Figure content listings
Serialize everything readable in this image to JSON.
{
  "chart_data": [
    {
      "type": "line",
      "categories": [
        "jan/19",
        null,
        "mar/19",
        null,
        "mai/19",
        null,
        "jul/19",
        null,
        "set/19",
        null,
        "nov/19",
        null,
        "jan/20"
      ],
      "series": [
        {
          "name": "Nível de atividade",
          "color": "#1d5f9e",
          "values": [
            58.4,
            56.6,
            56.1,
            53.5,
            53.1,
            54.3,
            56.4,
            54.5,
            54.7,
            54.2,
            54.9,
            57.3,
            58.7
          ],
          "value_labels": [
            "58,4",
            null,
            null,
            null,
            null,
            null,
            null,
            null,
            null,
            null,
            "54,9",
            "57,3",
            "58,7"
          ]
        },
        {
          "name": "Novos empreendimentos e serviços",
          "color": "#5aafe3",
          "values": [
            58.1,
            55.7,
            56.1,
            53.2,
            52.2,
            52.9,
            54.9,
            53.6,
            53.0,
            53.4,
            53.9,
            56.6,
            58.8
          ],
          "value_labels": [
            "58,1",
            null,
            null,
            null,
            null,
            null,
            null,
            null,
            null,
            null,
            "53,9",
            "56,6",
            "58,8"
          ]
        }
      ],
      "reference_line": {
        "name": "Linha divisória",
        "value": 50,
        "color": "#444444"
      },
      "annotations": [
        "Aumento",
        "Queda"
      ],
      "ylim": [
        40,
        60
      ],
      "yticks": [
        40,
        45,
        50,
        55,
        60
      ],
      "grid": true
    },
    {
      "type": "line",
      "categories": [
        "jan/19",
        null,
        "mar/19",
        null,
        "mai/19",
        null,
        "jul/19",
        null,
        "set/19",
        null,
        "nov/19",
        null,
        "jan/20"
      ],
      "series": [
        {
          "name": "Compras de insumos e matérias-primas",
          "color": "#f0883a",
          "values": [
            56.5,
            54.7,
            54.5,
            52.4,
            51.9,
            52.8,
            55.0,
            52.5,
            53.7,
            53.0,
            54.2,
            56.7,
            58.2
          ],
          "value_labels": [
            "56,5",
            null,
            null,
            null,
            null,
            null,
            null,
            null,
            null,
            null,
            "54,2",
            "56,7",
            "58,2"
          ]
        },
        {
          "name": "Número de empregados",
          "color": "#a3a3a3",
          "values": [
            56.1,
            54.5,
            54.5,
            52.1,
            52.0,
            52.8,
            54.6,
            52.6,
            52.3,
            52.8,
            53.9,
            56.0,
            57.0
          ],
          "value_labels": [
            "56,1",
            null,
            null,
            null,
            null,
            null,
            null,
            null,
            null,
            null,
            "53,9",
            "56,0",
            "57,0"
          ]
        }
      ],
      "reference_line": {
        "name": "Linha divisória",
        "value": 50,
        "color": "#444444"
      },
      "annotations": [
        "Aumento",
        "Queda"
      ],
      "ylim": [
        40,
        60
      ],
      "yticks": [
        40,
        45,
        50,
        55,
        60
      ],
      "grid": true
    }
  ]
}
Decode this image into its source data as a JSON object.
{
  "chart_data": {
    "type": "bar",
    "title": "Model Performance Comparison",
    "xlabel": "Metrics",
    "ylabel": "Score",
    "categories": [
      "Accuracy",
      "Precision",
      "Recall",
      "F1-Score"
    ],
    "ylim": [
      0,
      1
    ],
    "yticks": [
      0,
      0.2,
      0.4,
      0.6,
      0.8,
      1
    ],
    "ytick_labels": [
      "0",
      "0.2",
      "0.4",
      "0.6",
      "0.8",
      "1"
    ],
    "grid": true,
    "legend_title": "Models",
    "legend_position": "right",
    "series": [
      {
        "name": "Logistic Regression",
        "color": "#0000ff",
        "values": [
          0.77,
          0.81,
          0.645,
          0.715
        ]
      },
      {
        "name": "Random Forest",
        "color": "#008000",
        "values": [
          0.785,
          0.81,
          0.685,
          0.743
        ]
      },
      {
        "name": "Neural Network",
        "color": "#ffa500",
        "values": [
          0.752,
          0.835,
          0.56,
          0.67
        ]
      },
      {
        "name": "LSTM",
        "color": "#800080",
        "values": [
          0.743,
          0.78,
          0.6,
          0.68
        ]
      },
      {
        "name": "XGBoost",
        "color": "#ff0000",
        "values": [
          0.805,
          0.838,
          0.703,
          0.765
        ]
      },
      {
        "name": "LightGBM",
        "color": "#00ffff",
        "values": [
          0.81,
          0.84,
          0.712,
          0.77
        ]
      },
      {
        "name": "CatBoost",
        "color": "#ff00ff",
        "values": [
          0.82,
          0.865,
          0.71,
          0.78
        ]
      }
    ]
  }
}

## PROBLEM TO SOLVE
From the data above, pick out each line containing "image" and copy it.

## FINISHED TASK
Serialize everything readable in this image to JSON.
Decode this image into its source data as a JSON object.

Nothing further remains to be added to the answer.